◆ Task directions:
Search the entries for the word "title" and copy each line that has it.

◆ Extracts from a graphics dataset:
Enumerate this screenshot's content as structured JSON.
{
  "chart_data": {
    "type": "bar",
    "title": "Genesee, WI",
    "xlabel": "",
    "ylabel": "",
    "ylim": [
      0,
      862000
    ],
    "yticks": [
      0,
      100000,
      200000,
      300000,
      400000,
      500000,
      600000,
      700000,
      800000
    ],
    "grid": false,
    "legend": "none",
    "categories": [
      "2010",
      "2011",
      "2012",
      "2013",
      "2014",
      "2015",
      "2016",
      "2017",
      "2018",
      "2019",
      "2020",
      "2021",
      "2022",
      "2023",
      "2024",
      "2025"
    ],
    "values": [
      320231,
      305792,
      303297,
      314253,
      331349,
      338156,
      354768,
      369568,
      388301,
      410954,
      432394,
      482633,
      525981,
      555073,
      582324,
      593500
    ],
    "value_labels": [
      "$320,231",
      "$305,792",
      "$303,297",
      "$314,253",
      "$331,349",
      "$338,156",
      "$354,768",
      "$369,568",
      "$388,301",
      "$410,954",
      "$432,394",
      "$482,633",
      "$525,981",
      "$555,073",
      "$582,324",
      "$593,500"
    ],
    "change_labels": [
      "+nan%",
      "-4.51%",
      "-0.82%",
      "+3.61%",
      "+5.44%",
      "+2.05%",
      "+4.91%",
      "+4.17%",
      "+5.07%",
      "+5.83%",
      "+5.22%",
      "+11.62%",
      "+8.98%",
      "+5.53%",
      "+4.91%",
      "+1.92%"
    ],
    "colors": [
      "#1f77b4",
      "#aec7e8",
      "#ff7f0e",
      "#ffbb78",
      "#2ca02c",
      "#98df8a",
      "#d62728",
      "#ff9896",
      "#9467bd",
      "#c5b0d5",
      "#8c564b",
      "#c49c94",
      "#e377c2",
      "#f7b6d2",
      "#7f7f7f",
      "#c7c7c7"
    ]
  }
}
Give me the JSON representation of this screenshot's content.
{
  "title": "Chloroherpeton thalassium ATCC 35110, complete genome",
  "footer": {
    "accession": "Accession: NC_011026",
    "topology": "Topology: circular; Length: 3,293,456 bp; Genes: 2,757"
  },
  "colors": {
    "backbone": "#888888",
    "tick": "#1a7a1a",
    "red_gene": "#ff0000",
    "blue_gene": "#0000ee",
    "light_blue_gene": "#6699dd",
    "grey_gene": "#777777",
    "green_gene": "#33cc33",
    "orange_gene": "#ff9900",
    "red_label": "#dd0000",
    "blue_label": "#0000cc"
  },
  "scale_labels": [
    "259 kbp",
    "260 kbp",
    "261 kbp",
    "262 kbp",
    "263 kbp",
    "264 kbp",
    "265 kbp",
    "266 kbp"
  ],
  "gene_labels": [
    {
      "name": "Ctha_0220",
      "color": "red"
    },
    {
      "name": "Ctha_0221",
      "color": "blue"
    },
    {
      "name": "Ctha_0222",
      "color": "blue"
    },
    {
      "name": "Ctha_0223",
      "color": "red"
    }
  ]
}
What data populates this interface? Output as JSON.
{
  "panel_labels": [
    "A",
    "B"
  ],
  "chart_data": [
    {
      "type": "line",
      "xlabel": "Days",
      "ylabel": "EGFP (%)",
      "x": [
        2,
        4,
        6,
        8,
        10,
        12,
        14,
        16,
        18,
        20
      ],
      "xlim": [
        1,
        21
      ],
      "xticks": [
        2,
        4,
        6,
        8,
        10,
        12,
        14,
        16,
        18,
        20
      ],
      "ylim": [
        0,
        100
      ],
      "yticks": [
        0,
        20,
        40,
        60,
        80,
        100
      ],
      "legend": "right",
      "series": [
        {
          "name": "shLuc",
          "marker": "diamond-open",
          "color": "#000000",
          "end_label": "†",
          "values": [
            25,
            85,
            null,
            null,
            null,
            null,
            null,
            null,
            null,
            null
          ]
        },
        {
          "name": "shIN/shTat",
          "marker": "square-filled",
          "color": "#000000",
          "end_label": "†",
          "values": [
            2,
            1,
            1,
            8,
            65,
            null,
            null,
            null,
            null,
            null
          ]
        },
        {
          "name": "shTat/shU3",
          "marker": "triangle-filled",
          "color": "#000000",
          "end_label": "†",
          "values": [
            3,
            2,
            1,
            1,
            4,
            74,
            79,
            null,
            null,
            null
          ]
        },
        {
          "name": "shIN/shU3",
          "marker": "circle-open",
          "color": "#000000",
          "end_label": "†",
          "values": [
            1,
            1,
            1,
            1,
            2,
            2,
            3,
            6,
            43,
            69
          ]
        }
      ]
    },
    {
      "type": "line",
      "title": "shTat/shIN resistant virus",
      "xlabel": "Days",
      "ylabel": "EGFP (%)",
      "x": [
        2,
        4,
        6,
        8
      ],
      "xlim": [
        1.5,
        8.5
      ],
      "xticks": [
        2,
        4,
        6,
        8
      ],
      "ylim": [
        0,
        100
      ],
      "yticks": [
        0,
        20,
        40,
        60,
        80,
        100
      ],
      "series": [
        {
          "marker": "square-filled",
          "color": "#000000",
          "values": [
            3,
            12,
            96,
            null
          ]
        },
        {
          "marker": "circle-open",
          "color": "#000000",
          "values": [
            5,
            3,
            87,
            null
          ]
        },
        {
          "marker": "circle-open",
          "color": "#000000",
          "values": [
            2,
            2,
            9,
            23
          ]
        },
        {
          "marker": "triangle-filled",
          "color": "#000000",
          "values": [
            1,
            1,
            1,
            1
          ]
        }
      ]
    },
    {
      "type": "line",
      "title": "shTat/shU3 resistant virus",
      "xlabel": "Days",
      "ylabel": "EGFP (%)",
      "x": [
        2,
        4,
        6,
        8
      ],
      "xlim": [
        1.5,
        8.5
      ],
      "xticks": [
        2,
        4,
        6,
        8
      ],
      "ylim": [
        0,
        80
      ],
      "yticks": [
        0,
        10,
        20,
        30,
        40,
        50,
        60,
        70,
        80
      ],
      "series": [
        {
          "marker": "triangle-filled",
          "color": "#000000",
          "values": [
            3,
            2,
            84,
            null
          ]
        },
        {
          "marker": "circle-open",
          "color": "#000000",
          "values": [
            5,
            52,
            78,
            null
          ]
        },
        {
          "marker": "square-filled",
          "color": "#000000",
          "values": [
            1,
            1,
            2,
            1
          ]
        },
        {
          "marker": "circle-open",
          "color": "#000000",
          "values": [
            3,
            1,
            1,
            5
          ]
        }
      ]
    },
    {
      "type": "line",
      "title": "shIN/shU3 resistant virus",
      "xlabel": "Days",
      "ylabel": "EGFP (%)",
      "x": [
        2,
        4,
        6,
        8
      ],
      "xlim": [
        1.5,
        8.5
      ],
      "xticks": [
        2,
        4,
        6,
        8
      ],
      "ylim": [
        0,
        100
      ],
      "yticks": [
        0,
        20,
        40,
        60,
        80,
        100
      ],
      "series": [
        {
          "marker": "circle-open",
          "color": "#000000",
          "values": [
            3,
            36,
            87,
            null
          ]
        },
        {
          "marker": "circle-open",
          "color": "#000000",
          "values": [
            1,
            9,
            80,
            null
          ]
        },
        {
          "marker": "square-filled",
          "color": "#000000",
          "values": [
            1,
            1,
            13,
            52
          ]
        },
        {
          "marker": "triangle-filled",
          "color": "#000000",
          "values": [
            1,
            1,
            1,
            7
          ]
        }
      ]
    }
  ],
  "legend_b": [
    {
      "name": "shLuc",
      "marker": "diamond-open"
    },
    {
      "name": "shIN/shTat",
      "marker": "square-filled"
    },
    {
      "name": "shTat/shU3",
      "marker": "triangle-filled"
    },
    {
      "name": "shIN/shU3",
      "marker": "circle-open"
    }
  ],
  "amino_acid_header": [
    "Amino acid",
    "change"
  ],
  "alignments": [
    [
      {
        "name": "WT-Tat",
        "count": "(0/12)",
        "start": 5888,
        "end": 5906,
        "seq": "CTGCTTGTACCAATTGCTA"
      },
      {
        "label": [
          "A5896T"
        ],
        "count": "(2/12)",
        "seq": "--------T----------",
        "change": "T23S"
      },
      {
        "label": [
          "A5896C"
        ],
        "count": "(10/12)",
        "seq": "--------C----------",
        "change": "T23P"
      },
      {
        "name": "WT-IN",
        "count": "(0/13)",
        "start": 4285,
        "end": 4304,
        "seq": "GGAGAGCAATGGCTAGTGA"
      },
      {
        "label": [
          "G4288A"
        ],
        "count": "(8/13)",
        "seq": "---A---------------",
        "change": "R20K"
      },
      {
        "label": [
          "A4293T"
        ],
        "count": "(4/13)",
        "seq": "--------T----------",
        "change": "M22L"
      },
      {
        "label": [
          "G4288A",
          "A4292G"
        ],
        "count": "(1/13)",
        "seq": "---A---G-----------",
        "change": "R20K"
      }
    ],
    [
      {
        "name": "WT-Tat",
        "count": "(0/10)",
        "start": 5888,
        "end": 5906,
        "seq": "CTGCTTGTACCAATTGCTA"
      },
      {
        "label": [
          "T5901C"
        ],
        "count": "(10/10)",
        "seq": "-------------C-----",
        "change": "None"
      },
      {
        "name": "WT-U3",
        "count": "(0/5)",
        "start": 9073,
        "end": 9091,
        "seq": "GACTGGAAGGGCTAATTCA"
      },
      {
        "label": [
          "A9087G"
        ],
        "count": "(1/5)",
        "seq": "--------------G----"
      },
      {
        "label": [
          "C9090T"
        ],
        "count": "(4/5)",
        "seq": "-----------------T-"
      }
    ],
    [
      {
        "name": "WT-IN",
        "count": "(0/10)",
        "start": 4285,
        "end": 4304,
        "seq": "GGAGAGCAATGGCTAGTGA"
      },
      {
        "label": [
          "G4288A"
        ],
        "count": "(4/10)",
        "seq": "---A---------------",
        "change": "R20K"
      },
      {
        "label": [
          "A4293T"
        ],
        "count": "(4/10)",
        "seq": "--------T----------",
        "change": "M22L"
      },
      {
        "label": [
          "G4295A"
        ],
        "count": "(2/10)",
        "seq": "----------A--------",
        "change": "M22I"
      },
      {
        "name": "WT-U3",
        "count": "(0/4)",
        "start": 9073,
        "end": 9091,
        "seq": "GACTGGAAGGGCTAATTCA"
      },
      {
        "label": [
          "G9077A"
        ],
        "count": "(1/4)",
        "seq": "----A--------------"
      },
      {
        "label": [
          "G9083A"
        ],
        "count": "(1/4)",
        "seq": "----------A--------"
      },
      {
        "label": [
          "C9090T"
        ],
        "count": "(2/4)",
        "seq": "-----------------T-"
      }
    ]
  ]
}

◆ Written reply:
    "title": "Genesee, WI",
  "title": "Chloroherpeton thalassium ATCC 35110, complete genome",
      "title": "shTat/shIN resistant virus",
      "title": "shTat/shU3 resistant virus",
      "title": "shIN/shU3 resistant virus",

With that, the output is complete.